## Document section:
□ □ □ □ □ □ □
Cemetery in Bayonne, New Jersey, US

Constable Hook Cemetery is the name used to refer to two cemeteries on Constable Hook in Bayonne, New Jersey, the extant Bayonne Constable Hook Cemetery and the no longer existing Van Buskerck Family Burial Ground. Both were founded by members of the van Buskirk family, descendants of the cape's first settler, Pieter Van Buskirk. In 1906 the Standard Oil Company purchased the family land to expand their refinery, already the largest in the world at the time. Myths and historical inaccuracies have led to confusion about the two burial grounds.

==Bayonne Constable Hook Cemetery==
James J. Van Buskirk (1791–1856), of the sixth generation of early Dutch settlers in Bayonne, laid out a cemetery in 1849 during a cholera epidemic which had struck the area. In 1854 Van Buskirk wrote a will and mentioned 2 acre of his land situated at Constable Hook off East 22 Street was to be reserved for the cemetery. Many prominent Bayonne residents were buried there. It was later enclosed by oils tanks of Tide Water Oil Company.

The official name of the cemetery is not known, but it was often referred to in documents as "Hook Cemetery", "Bayonne Cemetery", "Constable Hook" et al. It is currently called "The Bayonne Constable Hook Cemetery".

Today part of the cemetery still exists due to a restoration project of the 1980s. The cemetery is surrounded by property owned by International Matex Tank Terminal, which owns about 600 acres on the hook. Some remains were relocated to the Moravian Cemetery on Staten Island. There are approximately 140 headstones. Information about the graves prior to the 1880s is incomplete.

==Van Buskirk Family Burial Ground==
The Van Buskirk Family Burial Ground which has also been known as Constable Hook Cemetery, the old Van Buskirk's Cemetery and the Constable Hook Graveyard was founded by Pieter Van Buskirk in about 1736. The cemetery was located on a bluff on the north side of the cape near the homestead and held the remains of early settlers to the region, most of which were disinterred and transferred to other cemeteries. A survey taken in 1903, two or three years before it the cemetery was obliterated, counted 104 headstones. The burial ground became the subject of a court case between Standard Oil and members of the Van Buskirk family, who contended the sale to the oil company by one family member in 1905 was illegal. In 1926 the case was finally settled in favor of the oil company.
□ □ □ □ □ □ □
## Data supplied:

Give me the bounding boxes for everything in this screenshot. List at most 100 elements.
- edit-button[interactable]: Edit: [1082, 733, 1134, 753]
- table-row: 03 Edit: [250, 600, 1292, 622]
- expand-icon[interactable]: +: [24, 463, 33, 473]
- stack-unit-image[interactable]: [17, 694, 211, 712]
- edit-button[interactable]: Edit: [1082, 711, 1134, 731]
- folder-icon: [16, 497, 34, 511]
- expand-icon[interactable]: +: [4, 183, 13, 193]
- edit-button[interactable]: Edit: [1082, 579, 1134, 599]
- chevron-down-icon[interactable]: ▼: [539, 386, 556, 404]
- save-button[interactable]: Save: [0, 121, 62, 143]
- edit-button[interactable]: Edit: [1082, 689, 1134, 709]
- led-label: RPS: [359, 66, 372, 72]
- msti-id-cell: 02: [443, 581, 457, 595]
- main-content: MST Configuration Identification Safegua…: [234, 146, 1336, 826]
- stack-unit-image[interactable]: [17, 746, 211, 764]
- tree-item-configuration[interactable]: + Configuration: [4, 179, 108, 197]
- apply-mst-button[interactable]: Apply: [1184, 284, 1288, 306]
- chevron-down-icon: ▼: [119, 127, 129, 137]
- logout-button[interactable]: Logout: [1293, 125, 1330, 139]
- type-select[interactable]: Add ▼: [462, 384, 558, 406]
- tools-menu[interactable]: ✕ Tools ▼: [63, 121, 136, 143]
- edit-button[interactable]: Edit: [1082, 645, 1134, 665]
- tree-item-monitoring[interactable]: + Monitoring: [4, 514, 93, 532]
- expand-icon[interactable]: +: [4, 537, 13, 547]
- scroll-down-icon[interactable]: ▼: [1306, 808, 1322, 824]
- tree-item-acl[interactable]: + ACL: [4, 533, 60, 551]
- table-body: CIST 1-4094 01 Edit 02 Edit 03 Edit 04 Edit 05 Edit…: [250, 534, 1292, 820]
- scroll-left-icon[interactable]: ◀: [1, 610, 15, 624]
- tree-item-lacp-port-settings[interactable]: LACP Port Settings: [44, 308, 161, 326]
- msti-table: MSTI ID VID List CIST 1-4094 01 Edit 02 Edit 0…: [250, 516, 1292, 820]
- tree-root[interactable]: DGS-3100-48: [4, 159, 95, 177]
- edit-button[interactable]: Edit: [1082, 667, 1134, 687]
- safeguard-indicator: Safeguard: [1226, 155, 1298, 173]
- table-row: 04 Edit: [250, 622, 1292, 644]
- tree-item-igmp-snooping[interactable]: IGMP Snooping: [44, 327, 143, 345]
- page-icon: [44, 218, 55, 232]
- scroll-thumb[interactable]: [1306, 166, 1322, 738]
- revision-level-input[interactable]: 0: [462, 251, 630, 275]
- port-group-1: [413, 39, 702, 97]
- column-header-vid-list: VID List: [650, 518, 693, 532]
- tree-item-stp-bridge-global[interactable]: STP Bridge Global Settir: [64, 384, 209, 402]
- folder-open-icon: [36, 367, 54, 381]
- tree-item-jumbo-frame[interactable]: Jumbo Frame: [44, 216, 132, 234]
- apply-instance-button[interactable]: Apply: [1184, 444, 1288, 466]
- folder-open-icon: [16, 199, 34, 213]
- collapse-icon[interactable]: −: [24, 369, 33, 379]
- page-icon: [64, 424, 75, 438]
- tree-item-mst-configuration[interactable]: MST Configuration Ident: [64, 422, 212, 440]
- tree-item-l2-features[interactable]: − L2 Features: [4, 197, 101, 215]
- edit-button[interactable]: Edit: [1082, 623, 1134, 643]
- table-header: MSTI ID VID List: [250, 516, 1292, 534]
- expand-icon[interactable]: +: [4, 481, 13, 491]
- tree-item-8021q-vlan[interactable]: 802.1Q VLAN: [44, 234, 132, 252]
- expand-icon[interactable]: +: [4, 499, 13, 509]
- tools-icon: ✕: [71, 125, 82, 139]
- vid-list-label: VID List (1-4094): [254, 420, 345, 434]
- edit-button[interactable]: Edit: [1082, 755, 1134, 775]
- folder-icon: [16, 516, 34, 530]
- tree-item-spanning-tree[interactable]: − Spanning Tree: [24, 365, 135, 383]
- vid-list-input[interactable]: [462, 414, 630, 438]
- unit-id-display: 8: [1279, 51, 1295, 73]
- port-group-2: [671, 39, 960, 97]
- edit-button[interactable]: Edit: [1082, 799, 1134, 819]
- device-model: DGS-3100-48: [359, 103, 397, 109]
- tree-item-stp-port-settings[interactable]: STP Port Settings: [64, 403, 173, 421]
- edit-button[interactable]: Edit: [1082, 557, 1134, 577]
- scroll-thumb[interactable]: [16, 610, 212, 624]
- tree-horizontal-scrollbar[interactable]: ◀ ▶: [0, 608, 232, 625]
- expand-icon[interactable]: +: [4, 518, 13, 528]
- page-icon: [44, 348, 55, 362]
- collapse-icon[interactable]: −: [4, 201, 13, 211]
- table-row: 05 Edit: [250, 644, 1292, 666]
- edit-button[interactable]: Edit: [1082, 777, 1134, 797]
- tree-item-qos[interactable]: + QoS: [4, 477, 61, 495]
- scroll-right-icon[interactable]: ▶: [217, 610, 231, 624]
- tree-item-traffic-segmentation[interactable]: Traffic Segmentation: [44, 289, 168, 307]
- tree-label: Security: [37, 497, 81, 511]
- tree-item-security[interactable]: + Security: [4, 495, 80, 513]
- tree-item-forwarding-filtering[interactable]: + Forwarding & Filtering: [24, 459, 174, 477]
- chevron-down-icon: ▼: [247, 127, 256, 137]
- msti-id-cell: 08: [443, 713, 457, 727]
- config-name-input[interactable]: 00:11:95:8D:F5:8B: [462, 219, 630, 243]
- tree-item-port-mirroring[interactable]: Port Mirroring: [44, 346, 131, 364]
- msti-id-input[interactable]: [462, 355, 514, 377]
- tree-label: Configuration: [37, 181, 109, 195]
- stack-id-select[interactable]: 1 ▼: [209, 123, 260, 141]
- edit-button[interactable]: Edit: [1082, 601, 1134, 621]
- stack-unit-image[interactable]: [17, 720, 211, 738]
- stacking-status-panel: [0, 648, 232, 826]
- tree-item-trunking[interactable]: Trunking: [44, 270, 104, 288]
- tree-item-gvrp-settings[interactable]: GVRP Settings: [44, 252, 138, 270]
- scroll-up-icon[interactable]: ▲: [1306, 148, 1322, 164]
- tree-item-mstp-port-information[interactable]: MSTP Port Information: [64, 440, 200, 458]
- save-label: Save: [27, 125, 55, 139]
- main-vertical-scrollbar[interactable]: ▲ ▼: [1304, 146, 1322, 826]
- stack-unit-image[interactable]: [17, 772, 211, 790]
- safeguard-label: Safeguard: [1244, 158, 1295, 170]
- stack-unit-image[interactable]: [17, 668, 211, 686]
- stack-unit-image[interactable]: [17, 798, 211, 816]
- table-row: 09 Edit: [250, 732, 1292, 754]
□ □ □ □ □ □ □
## Task directions:
Duplicate the passage of the Constable Hook Cemetery text from "Today part of" up to and including "1880s is incomplete.".

## Output below:
Today part of the cemetery still exists due to a restoration project of the 1980s. The cemetery is surrounded by property owned by International Matex Tank Terminal, which owns about 600 acres on the hook. Some remains were relocated to the Moravian Cemetery on Staten Island. There are approximately 140 headstones. Information about the graves prior to the 1880s is incomplete.